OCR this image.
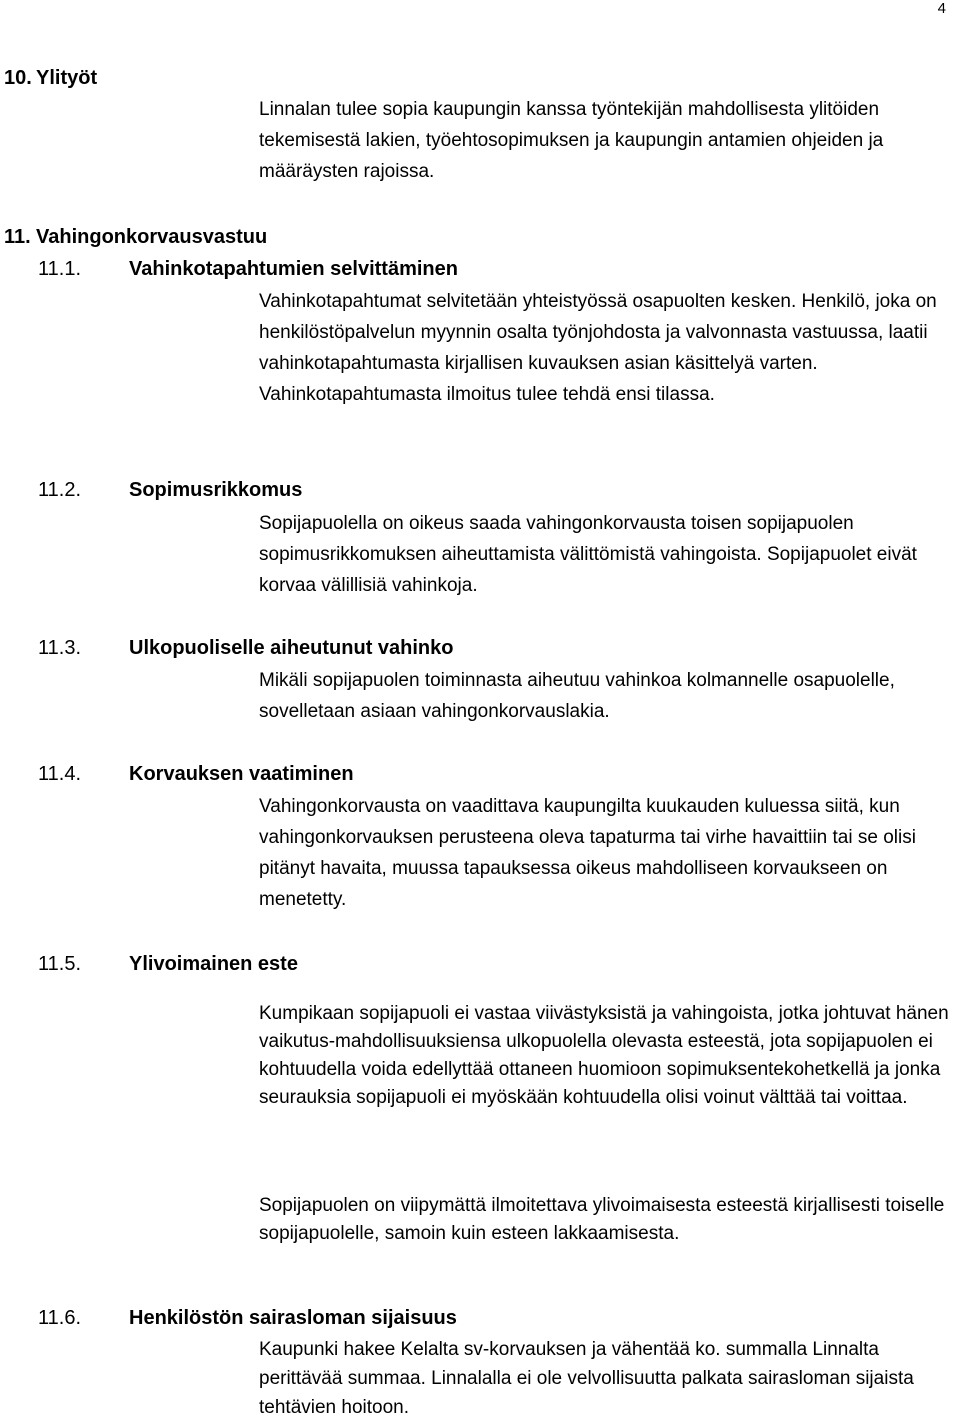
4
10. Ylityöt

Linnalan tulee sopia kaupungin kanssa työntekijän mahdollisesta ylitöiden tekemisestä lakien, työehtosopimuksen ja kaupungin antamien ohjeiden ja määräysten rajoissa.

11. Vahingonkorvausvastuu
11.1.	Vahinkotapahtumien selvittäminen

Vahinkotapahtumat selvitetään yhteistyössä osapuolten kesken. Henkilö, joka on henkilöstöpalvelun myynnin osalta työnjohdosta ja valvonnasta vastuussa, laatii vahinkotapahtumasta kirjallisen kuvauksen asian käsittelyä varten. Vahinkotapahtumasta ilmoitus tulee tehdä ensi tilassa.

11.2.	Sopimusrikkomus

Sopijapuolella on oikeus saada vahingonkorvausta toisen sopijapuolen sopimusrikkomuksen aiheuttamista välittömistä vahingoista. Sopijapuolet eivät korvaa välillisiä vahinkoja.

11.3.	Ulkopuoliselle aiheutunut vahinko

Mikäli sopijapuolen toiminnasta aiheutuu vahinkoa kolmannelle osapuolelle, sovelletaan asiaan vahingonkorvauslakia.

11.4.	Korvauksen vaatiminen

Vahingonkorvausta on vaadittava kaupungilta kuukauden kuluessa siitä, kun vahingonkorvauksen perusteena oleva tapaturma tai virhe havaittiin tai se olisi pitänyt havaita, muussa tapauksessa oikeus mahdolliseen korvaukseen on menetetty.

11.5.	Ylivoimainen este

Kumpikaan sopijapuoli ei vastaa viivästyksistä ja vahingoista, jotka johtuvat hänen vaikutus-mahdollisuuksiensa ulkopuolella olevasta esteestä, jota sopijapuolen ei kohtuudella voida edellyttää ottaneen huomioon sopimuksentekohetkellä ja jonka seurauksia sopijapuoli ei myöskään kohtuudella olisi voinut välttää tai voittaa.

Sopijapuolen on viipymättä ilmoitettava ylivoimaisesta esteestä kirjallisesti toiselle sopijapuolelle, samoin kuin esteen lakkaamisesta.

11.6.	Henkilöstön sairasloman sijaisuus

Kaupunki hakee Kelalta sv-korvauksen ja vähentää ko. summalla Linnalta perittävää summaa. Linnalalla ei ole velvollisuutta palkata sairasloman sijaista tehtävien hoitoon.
● ● ● ● ● ● ●
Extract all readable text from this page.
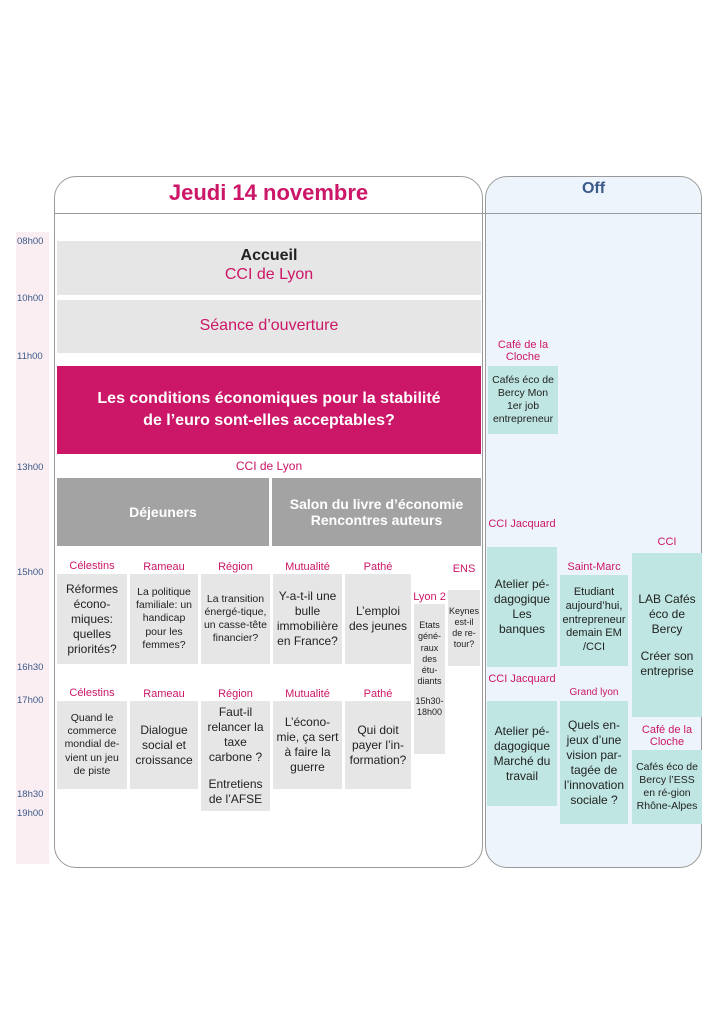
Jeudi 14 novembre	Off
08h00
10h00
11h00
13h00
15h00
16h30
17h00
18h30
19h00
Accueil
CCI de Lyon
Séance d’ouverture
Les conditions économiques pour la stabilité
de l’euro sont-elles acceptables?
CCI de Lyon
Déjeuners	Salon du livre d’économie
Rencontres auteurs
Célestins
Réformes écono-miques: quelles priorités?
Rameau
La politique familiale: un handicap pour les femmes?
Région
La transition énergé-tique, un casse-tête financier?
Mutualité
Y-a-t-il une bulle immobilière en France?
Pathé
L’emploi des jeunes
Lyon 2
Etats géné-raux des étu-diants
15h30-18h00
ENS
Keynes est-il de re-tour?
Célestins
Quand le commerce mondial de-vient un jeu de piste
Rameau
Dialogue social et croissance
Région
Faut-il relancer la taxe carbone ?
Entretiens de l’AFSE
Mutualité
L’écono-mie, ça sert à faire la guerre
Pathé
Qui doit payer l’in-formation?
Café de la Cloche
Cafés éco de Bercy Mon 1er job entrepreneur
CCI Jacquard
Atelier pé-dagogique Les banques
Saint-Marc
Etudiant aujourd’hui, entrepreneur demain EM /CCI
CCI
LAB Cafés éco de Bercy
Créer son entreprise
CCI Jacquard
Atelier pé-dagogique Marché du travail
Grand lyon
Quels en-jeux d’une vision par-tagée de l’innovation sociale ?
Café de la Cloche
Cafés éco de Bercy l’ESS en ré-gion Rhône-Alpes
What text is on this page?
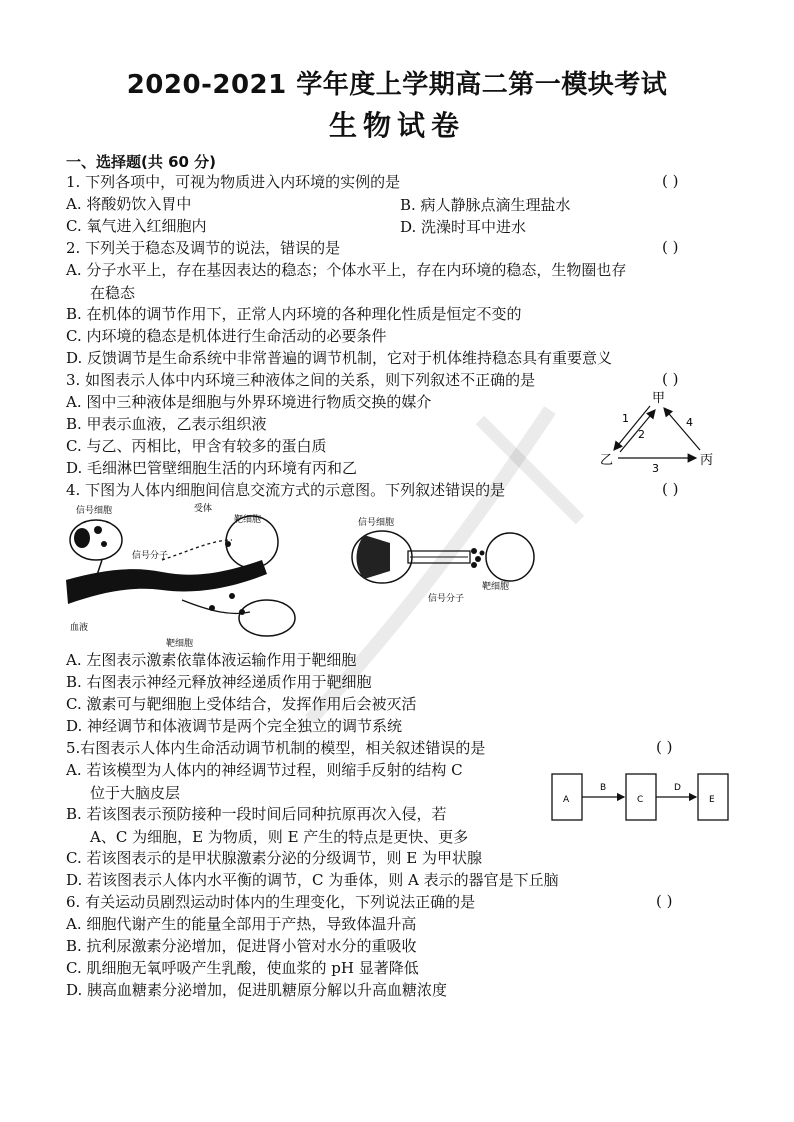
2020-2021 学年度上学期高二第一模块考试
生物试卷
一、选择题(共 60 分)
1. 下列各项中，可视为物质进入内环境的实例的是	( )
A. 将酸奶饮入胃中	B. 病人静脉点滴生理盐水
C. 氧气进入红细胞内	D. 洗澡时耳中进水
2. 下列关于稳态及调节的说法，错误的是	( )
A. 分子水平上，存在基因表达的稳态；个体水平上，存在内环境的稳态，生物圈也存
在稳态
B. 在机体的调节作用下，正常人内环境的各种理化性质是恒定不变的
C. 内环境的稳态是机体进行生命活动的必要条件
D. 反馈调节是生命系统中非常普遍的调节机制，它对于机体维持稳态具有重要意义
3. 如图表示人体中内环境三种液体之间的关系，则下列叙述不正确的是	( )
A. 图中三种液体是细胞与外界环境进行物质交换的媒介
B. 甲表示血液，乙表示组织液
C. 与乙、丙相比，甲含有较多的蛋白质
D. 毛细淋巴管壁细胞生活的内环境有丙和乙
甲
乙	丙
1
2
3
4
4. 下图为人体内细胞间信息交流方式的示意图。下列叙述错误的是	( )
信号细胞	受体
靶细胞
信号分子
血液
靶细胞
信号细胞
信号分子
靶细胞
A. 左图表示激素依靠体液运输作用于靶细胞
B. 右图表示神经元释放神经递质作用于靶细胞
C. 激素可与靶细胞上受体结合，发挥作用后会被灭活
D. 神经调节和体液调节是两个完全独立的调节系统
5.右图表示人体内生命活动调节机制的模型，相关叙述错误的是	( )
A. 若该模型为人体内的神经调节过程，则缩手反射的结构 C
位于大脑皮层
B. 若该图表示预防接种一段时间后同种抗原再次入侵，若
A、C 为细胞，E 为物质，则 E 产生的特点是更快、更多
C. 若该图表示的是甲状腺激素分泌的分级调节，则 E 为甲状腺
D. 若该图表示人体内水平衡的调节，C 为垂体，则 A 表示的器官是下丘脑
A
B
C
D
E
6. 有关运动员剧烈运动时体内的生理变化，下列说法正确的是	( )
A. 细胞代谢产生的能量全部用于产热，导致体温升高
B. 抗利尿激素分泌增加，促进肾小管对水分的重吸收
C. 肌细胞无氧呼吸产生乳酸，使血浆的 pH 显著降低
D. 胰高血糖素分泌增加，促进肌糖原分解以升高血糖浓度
● ● ● ● ● ● ●
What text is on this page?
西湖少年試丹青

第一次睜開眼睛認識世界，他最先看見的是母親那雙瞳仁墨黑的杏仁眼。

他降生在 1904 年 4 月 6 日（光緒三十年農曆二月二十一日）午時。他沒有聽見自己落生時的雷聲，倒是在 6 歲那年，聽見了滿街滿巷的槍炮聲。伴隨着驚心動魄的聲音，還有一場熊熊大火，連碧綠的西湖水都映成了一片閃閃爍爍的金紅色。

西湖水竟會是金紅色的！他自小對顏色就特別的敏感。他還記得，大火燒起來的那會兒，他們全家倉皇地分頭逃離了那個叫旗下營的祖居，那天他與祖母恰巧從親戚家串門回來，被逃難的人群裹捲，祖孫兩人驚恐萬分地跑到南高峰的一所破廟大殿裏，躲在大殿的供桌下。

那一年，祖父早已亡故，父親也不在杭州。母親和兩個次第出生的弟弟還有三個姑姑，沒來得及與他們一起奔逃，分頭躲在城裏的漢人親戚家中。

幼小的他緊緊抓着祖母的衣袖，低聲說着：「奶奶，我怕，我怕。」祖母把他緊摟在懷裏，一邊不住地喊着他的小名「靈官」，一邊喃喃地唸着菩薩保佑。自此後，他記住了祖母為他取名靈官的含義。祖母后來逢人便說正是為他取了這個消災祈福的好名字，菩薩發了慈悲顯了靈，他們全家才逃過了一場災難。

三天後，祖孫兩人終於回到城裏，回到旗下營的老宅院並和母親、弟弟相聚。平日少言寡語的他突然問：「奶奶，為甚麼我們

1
● ● ● ● ● ● ●
EXERCISE: Copy out every line where the word "dagogique" occurs.

ANSWER:
Atelier pé-dagogique Les banques
Atelier pé-dagogique Marché du travail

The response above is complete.